MUHAMMED SURESİ

İniş Sırası: 95
MUHAMMED SURESİ
Sure No: 47
Bismillahirrahmanirrahîm

Esirgeyen, Bağışlayan Allah’ın Adıyla…

1. O din adamları sınıfı ki, gerçekleri örterler ve Allah’ın yolundan; O’nun ayetlerini anlamaktan yüz çevirirler. Kesinlikle onların yapmış olduğu tüm işler boştur.

2. İnanmış kimseler, toplum yararına iyi ve düzeltici işler üretirler ve Muhammed’e indirilen Kur’an’a inanırlar, onu anlamaya çalışırlar. Ki o Kur’an, Rablerinden gelen gerçektir. Onu anlayıp uygulayanlar kötülüklerden uzak kalır ve düşünceleri ortak koşuculuktan temizlenir.

3. İşte böyle! Kuşkusuz gerçekleri görmezlikten gelip örtenler, rivayetlere; boş söylentilere uyarlar; inanmış kimseler ise, Rablerinden Hak olarak indirilen Kur’an’a uyarlar. İşte Allah, insanlar için durum vaziyeti, onlara örneklerle böyle vurgular.
4. Siz de, gerçekleri görmezlikten gelip örtenlerle karşılaşıp münakaşaya girerseniz hemen onlara, bağlandıkları şeyin yanlış olduğunu iyice vurgulayın. Onlara inanacakları gerçeği örnekli olarak anlatın; tâ ki onlar, ağırlıklarını yani ortak koşucu düşüncelerini zihinlerinden atıncaya kadar, onlarla mücadeleyi sürdürün ve onlara gerçeği anlatmada, ne yapılması gerekiyorsa en sağlam bir şekilde onu yapın. Şayet onlar Allah’ı ortaksız olarak anlamayı isterlerse, elbette karşılığını bulurlar. Siz birbirinizi gerçekleri anlamak için düşünmeye sevk edin. Kur’an’ın bildirdiği gerçekleri anlama ve anlatma yolunda ömür tüketenlerin çalışmaları asla boşa gitmez.

Mevcut Veriler -
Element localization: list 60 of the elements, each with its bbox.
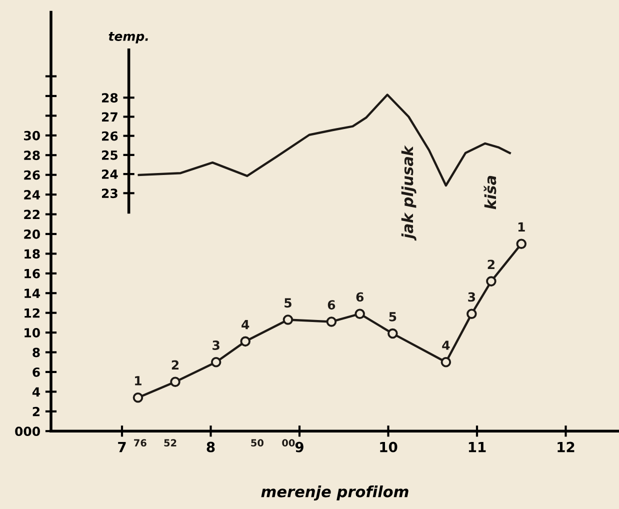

Yapılacaklar -
a: Muhammed Suresi metnine göre surenin iniş sırası kaçtır?
b: Muhammed Suresi metninde "İniş Sırası: 95" sözlerinin geçtiği yerden başlayıp "tüm işler boştur." sözlerinden sonra durarak o bölümü aynen tekrarlayın.
Satırlar bu çalışmada hiçbir şekilde kullanılmaz.

Cevaplar -
a: 95

b:
İniş Sırası: 95
MUHAMMED SURESİ
Sure No: 47
Bismillahirrahmanirrahîm

Esirgeyen, Bağışlayan Allah’ın Adıyla…

1. O din adamları sınıfı ki, gerçekleri örterler ve Allah’ın yolundan; O’nun ayetlerini anlamaktan yüz çevirirler. Kesinlikle onların yapmış olduğu tüm işler boştur.